_What is needed:_
Report the number of lines in these entries that contain "потребительских". Write only the number.

=-=-=-=-=

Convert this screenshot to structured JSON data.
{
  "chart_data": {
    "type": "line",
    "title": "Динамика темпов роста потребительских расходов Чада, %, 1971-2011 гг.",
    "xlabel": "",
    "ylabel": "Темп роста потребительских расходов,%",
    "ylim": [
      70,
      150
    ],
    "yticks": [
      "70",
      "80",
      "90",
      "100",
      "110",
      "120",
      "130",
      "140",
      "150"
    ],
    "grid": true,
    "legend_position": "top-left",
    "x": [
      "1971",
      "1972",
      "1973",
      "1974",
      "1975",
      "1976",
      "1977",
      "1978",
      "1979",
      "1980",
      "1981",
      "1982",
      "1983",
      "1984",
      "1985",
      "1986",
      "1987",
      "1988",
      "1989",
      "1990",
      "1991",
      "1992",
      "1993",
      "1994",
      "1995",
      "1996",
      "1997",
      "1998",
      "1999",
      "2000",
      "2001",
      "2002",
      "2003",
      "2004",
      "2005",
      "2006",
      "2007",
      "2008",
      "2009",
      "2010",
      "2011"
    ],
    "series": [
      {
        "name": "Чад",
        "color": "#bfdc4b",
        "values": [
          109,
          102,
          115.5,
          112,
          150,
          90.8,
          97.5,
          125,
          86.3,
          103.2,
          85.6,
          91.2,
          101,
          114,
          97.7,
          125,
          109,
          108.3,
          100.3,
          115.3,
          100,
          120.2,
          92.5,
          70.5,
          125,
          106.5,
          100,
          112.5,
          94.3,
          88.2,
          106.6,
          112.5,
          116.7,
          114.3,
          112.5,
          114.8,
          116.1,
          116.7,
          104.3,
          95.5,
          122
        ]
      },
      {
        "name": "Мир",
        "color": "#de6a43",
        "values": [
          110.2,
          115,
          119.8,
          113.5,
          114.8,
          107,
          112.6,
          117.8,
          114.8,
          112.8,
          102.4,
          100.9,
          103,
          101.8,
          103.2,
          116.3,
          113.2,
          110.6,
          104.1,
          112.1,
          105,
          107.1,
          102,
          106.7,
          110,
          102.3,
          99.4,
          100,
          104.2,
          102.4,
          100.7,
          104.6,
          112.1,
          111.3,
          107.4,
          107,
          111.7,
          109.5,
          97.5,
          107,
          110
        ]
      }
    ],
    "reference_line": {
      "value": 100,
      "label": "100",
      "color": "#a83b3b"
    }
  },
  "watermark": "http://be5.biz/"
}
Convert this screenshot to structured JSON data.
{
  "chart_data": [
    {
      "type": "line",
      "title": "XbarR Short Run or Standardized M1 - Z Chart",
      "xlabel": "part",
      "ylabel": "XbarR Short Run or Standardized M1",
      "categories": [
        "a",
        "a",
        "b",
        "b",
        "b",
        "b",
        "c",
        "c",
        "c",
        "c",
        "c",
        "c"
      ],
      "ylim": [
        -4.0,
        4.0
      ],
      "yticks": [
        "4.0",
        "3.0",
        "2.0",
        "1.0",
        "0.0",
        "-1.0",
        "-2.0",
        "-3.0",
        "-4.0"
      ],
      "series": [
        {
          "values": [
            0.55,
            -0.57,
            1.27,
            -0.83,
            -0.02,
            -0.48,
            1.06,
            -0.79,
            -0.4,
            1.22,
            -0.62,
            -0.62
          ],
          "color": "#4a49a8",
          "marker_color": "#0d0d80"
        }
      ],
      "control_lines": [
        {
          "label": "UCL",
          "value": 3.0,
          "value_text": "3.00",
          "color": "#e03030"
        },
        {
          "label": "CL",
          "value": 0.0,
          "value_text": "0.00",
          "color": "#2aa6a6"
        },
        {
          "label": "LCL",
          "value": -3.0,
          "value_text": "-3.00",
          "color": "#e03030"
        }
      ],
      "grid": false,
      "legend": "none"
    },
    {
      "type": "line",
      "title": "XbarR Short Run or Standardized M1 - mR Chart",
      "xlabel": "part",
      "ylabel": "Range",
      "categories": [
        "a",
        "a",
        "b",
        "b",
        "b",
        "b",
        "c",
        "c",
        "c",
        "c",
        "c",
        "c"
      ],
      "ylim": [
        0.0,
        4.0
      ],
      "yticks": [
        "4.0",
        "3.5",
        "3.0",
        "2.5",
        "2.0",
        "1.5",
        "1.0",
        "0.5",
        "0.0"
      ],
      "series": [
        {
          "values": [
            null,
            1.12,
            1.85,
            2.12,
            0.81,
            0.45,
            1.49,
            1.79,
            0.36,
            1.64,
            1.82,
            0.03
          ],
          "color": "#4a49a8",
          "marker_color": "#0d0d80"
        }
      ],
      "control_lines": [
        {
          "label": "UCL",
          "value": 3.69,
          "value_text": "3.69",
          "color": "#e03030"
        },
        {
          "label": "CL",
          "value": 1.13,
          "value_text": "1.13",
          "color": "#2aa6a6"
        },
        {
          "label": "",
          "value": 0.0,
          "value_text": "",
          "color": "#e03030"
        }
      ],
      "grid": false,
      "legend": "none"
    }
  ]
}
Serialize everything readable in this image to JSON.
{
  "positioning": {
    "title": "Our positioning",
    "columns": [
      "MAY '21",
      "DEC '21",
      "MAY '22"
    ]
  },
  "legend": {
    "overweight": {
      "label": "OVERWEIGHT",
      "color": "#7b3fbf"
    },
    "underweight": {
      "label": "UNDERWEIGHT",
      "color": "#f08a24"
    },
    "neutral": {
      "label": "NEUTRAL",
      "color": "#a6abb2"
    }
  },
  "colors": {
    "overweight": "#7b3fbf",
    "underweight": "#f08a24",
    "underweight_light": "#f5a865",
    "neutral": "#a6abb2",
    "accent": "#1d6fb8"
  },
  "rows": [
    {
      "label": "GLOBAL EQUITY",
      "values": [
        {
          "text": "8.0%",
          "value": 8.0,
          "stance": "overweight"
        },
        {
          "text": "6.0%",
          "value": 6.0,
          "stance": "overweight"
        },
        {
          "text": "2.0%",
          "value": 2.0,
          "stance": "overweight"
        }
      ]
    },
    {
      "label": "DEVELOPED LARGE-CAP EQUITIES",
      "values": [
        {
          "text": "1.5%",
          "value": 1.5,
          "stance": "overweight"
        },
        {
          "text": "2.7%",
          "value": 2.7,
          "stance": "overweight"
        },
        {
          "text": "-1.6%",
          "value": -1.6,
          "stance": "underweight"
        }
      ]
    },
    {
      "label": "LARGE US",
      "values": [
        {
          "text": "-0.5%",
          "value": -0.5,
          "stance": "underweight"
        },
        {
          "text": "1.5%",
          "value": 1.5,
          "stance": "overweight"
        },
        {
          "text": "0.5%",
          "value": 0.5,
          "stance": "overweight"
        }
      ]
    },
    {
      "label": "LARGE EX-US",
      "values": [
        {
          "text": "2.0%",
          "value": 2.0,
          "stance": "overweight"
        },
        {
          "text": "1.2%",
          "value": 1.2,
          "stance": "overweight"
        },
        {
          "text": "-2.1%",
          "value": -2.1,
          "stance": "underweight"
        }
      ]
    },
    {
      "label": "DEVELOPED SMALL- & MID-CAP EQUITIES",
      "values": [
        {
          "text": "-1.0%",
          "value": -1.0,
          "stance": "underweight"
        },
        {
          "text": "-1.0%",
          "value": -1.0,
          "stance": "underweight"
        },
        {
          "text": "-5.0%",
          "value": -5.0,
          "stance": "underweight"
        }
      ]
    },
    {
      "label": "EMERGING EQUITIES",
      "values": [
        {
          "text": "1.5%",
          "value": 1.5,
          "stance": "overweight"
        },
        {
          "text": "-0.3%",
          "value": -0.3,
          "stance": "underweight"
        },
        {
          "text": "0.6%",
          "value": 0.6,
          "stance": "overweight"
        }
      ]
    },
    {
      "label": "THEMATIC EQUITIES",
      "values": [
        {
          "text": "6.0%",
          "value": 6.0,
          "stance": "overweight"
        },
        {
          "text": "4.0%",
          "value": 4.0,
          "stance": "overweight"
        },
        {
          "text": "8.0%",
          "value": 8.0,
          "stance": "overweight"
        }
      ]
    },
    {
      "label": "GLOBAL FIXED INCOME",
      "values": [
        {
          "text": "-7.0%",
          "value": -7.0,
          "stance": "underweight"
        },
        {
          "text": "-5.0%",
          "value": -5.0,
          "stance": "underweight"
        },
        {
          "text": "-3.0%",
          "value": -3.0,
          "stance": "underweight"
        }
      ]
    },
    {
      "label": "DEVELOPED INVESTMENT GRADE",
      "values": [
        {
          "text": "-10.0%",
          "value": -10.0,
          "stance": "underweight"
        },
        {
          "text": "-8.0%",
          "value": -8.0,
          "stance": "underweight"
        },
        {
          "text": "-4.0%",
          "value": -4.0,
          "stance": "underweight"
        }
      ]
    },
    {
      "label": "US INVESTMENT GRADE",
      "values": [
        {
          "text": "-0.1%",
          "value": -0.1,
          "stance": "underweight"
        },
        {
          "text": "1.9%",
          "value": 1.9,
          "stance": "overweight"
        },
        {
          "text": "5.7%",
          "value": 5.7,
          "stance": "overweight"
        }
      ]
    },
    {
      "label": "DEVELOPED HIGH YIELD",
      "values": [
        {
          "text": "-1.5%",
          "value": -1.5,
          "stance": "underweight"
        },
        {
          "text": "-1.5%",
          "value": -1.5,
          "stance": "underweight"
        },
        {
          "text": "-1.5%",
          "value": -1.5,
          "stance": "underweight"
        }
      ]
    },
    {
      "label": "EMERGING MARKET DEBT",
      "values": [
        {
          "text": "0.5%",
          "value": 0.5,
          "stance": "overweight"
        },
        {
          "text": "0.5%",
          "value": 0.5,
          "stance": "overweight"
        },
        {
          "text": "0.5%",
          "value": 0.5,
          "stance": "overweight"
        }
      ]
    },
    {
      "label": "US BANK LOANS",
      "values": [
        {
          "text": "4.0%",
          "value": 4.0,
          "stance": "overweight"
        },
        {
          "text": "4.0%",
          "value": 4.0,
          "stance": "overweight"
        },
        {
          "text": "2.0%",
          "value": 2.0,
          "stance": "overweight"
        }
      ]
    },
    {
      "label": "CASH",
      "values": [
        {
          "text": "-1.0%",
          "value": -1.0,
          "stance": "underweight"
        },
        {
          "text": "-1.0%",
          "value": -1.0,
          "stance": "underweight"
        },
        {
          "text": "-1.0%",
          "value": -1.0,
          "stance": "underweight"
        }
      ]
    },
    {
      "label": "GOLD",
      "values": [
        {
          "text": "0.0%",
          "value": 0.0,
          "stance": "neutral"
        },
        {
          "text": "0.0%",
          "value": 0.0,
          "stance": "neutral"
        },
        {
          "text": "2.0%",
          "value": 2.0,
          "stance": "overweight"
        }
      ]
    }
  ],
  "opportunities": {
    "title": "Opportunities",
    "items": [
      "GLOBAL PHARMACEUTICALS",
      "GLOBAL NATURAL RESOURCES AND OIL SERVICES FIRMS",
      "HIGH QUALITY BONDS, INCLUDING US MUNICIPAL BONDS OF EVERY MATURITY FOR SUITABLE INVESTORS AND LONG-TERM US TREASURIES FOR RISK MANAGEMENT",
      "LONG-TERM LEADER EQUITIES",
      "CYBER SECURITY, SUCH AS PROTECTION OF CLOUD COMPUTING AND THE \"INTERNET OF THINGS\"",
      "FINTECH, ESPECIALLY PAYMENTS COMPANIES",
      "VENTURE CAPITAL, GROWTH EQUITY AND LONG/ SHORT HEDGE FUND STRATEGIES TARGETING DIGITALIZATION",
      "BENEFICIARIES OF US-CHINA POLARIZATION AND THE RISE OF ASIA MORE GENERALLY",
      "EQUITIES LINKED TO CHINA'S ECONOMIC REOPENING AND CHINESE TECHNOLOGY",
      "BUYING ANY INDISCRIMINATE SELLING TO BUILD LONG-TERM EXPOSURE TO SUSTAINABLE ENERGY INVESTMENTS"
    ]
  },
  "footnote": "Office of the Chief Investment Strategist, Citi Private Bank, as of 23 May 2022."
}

=-=-=-=-=

_Task answer:_
2